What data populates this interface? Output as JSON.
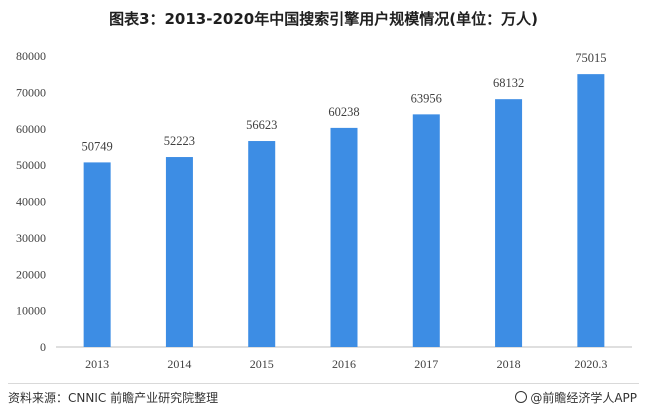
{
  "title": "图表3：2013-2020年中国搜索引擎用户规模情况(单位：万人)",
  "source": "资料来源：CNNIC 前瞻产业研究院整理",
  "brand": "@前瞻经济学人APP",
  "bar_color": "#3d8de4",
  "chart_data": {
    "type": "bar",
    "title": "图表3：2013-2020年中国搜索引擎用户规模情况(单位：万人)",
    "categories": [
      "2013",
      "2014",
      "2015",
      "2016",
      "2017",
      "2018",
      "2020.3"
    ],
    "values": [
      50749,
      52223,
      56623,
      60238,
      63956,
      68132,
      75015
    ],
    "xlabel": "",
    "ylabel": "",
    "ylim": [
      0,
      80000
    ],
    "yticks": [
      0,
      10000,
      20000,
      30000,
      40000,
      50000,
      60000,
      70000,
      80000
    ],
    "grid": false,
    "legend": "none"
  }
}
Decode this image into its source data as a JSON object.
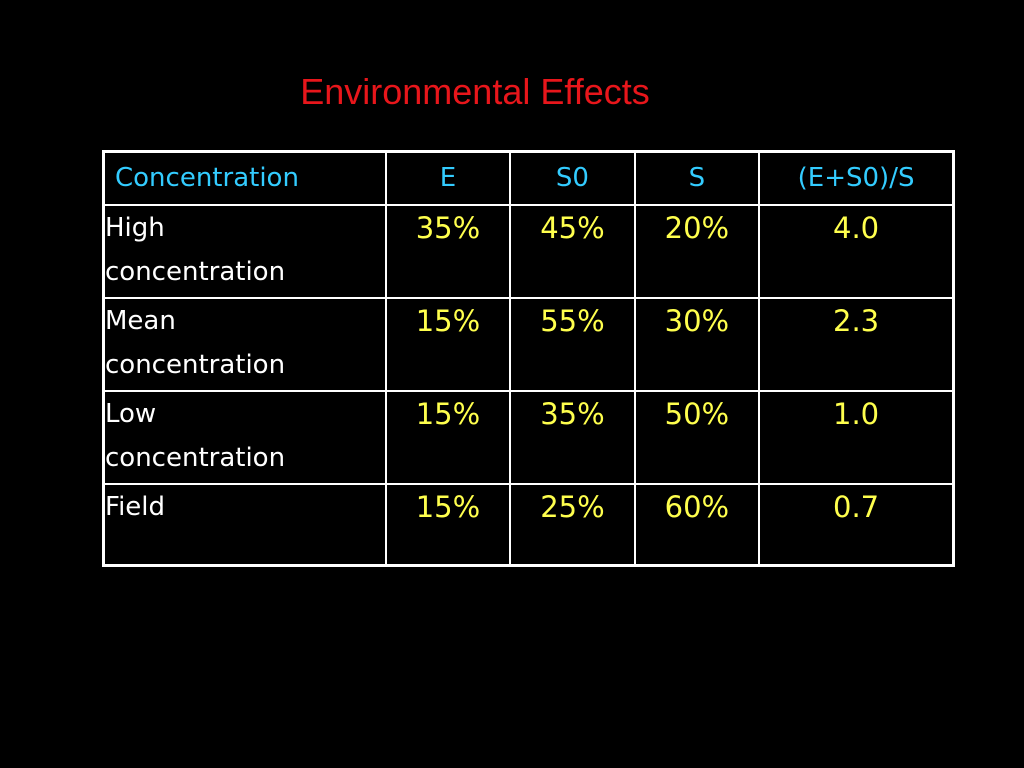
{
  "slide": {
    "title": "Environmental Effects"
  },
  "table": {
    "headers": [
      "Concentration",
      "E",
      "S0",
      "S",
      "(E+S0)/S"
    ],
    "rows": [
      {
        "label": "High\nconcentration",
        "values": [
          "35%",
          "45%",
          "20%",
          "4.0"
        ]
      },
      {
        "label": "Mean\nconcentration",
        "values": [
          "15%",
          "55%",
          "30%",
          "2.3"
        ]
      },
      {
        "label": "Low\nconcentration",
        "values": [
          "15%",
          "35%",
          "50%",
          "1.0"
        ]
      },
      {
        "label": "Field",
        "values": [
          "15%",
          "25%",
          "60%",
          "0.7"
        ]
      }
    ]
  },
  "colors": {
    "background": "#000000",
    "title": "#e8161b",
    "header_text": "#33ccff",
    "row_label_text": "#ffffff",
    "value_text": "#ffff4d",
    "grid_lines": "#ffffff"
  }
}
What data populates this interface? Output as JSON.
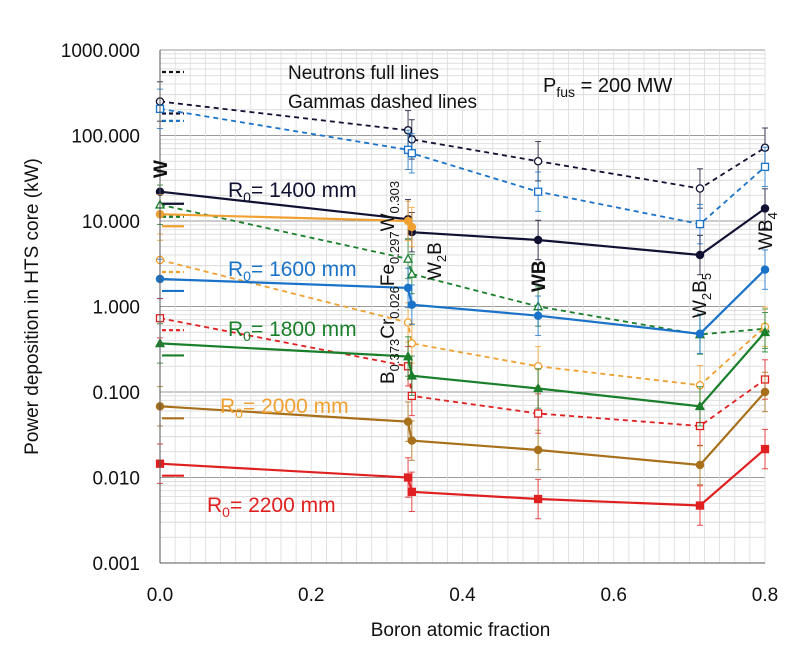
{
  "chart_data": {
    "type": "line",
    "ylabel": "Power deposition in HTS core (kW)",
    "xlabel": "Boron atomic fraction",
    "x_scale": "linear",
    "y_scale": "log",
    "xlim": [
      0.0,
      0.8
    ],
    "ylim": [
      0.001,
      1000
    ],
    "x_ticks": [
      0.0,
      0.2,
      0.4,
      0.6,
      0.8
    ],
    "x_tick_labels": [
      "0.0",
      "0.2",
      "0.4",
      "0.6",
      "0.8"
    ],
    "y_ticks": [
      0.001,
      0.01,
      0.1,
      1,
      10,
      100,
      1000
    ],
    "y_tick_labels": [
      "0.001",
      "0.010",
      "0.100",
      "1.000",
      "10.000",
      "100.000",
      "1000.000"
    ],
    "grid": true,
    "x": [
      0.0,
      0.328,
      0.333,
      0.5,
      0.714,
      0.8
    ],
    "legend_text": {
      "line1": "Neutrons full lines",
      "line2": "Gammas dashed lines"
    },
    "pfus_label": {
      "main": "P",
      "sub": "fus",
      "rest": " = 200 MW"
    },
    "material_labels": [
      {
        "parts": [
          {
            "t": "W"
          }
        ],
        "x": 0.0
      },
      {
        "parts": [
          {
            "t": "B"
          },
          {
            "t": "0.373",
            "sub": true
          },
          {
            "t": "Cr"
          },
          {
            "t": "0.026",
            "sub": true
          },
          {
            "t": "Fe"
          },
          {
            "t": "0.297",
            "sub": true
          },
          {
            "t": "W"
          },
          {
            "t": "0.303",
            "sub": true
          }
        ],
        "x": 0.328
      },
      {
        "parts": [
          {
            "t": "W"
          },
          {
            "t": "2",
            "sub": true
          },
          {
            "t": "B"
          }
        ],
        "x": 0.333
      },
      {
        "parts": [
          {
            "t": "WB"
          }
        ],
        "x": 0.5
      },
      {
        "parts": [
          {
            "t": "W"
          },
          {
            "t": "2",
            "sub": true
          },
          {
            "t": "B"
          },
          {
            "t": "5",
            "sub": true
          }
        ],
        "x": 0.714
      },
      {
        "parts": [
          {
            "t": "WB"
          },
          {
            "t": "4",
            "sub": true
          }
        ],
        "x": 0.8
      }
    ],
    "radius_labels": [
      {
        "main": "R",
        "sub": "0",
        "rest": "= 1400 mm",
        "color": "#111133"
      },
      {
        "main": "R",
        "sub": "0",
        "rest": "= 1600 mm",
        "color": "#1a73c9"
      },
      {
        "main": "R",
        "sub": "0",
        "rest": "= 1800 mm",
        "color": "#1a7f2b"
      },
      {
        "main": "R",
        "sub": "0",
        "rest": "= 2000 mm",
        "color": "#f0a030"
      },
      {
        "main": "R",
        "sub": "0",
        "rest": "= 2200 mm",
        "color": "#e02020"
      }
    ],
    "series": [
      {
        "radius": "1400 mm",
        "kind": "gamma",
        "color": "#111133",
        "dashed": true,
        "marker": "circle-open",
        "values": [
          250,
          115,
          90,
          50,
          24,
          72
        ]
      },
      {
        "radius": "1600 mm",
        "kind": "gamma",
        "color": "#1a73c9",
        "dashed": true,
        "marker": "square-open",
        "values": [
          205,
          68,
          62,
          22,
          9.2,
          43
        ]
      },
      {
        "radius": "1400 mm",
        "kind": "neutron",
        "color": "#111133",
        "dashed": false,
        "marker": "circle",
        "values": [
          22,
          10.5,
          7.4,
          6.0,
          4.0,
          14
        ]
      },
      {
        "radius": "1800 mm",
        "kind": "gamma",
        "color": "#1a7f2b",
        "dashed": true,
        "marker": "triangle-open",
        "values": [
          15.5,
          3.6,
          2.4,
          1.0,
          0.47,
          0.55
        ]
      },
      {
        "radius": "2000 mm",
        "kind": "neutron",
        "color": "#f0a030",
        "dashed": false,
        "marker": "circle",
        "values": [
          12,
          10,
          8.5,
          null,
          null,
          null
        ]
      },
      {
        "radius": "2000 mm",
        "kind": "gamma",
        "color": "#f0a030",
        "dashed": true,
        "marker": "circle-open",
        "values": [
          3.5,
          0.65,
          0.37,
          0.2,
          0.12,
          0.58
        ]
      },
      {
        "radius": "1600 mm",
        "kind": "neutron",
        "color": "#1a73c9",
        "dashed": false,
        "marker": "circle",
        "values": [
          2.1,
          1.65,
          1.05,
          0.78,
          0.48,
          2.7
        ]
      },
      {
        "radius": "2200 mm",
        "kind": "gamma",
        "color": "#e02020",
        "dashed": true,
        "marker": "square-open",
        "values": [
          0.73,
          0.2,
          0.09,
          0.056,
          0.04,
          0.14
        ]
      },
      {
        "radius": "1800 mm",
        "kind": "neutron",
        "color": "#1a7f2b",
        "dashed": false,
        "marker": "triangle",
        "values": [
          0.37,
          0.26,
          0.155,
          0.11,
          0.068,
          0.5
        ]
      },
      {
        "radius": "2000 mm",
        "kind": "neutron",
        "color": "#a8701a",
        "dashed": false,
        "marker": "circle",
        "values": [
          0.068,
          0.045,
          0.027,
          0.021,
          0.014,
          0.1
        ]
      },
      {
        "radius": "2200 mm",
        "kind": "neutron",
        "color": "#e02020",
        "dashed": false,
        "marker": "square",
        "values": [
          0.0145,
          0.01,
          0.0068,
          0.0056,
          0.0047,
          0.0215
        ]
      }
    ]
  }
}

______________________________

Given request: Pictures are excluded; copy every other part of the records exactly.

Correct output:
What data populates this interface? Output as JSON.
{
  "title": "图表3：2013-2020年中国搜索引擎用户规模情况(单位：万人)",
  "source": "资料来源：CNNIC 前瞻产业研究院整理",
  "brand": "@前瞻经济学人APP",
  "bar_color": "#3d8de4",
  "chart_data": {
    "type": "bar",
    "title": "图表3：2013-2020年中国搜索引擎用户规模情况(单位：万人)",
    "categories": [
      "2013",
      "2014",
      "2015",
      "2016",
      "2017",
      "2018",
      "2020.3"
    ],
    "values": [
      50749,
      52223,
      56623,
      60238,
      63956,
      68132,
      75015
    ],
    "xlabel": "",
    "ylabel": "",
    "ylim": [
      0,
      80000
    ],
    "yticks": [
      0,
      10000,
      20000,
      30000,
      40000,
      50000,
      60000,
      70000,
      80000
    ],
    "grid": false,
    "legend": "none"
  }
}
Decode this image into its source data as a JSON object.
{
  "slide": {
    "title": "Environmental Effects"
  },
  "table": {
    "headers": [
      "Concentration",
      "E",
      "S0",
      "S",
      "(E+S0)/S"
    ],
    "rows": [
      {
        "label": "High\nconcentration",
        "values": [
          "35%",
          "45%",
          "20%",
          "4.0"
        ]
      },
      {
        "label": "Mean\nconcentration",
        "values": [
          "15%",
          "55%",
          "30%",
          "2.3"
        ]
      },
      {
        "label": "Low\nconcentration",
        "values": [
          "15%",
          "35%",
          "50%",
          "1.0"
        ]
      },
      {
        "label": "Field",
        "values": [
          "15%",
          "25%",
          "60%",
          "0.7"
        ]
      }
    ]
  },
  "colors": {
    "background": "#000000",
    "title": "#e8161b",
    "header_text": "#33ccff",
    "row_label_text": "#ffffff",
    "value_text": "#ffff4d",
    "grid_lines": "#ffffff"
  }
}
What data populates this interface? Output as JSON.
{
  "chart_data": {
    "type": "line",
    "ylabel": "Power deposition in HTS core (kW)",
    "xlabel": "Boron atomic fraction",
    "x_scale": "linear",
    "y_scale": "log",
    "xlim": [
      0.0,
      0.8
    ],
    "ylim": [
      0.001,
      1000
    ],
    "x_ticks": [
      0.0,
      0.2,
      0.4,
      0.6,
      0.8
    ],
    "x_tick_labels": [
      "0.0",
      "0.2",
      "0.4",
      "0.6",
      "0.8"
    ],
    "y_ticks": [
      0.001,
      0.01,
      0.1,
      1,
      10,
      100,
      1000
    ],
    "y_tick_labels": [
      "0.001",
      "0.010",
      "0.100",
      "1.000",
      "10.000",
      "100.000",
      "1000.000"
    ],
    "grid": true,
    "x": [
      0.0,
      0.328,
      0.333,
      0.5,
      0.714,
      0.8
    ],
    "legend_text": {
      "line1": "Neutrons full lines",
      "line2": "Gammas dashed lines"
    },
    "pfus_label": {
      "main": "P",
      "sub": "fus",
      "rest": " = 200 MW"
    },
    "material_labels": [
      {
        "parts": [
          {
            "t": "W"
          }
        ],
        "x": 0.0
      },
      {
        "parts": [
          {
            "t": "B"
          },
          {
            "t": "0.373",
            "sub": true
          },
          {
            "t": "Cr"
          },
          {
            "t": "0.026",
            "sub": true
          },
          {
            "t": "Fe"
          },
          {
            "t": "0.297",
            "sub": true
          },
          {
            "t": "W"
          },
          {
            "t": "0.303",
            "sub": true
          }
        ],
        "x": 0.328
      },
      {
        "parts": [
          {
            "t": "W"
          },
          {
            "t": "2",
            "sub": true
          },
          {
            "t": "B"
          }
        ],
        "x": 0.333
      },
      {
        "parts": [
          {
            "t": "WB"
          }
        ],
        "x": 0.5
      },
      {
        "parts": [
          {
            "t": "W"
          },
          {
            "t": "2",
            "sub": true
          },
          {
            "t": "B"
          },
          {
            "t": "5",
            "sub": true
          }
        ],
        "x": 0.714
      },
      {
        "parts": [
          {
            "t": "WB"
          },
          {
            "t": "4",
            "sub": true
          }
        ],
        "x": 0.8
      }
    ],
    "radius_labels": [
      {
        "main": "R",
        "sub": "0",
        "rest": "= 1400 mm",
        "color": "#111133"
      },
      {
        "main": "R",
        "sub": "0",
        "rest": "= 1600 mm",
        "color": "#1a73c9"
      },
      {
        "main": "R",
        "sub": "0",
        "rest": "= 1800 mm",
        "color": "#1a7f2b"
      },
      {
        "main": "R",
        "sub": "0",
        "rest": "= 2000 mm",
        "color": "#f0a030"
      },
      {
        "main": "R",
        "sub": "0",
        "rest": "= 2200 mm",
        "color": "#e02020"
      }
    ],
    "series": [
      {
        "radius": "1400 mm",
        "kind": "gamma",
        "color": "#111133",
        "dashed": true,
        "marker": "circle-open",
        "values": [
          250,
          115,
          90,
          50,
          24,
          72
        ]
      },
      {
        "radius": "1600 mm",
        "kind": "gamma",
        "color": "#1a73c9",
        "dashed": true,
        "marker": "square-open",
        "values": [
          205,
          68,
          62,
          22,
          9.2,
          43
        ]
      },
      {
        "radius": "1400 mm",
        "kind": "neutron",
        "color": "#111133",
        "dashed": false,
        "marker": "circle",
        "values": [
          22,
          10.5,
          7.4,
          6.0,
          4.0,
          14
        ]
      },
      {
        "radius": "1800 mm",
        "kind": "gamma",
        "color": "#1a7f2b",
        "dashed": true,
        "marker": "triangle-open",
        "values": [
          15.5,
          3.6,
          2.4,
          1.0,
          0.47,
          0.55
        ]
      },
      {
        "radius": "2000 mm",
        "kind": "neutron",
        "color": "#f0a030",
        "dashed": false,
        "marker": "circle",
        "values": [
          12,
          10,
          8.5,
          null,
          null,
          null
        ]
      },
      {
        "radius": "2000 mm",
        "kind": "gamma",
        "color": "#f0a030",
        "dashed": true,
        "marker": "circle-open",
        "values": [
          3.5,
          0.65,
          0.37,
          0.2,
          0.12,
          0.58
        ]
      },
      {
        "radius": "1600 mm",
        "kind": "neutron",
        "color": "#1a73c9",
        "dashed": false,
        "marker": "circle",
        "values": [
          2.1,
          1.65,
          1.05,
          0.78,
          0.48,
          2.7
        ]
      },
      {
        "radius": "2200 mm",
        "kind": "gamma",
        "color": "#e02020",
        "dashed": true,
        "marker": "square-open",
        "values": [
          0.73,
          0.2,
          0.09,
          0.056,
          0.04,
          0.14
        ]
      },
      {
        "radius": "1800 mm",
        "kind": "neutron",
        "color": "#1a7f2b",
        "dashed": false,
        "marker": "triangle",
        "values": [
          0.37,
          0.26,
          0.155,
          0.11,
          0.068,
          0.5
        ]
      },
      {
        "radius": "2000 mm",
        "kind": "neutron",
        "color": "#a8701a",
        "dashed": false,
        "marker": "circle",
        "values": [
          0.068,
          0.045,
          0.027,
          0.021,
          0.014,
          0.1
        ]
      },
      {
        "radius": "2200 mm",
        "kind": "neutron",
        "color": "#e02020",
        "dashed": false,
        "marker": "square",
        "values": [
          0.0145,
          0.01,
          0.0068,
          0.0056,
          0.0047,
          0.0215
        ]
      }
    ]
  }
}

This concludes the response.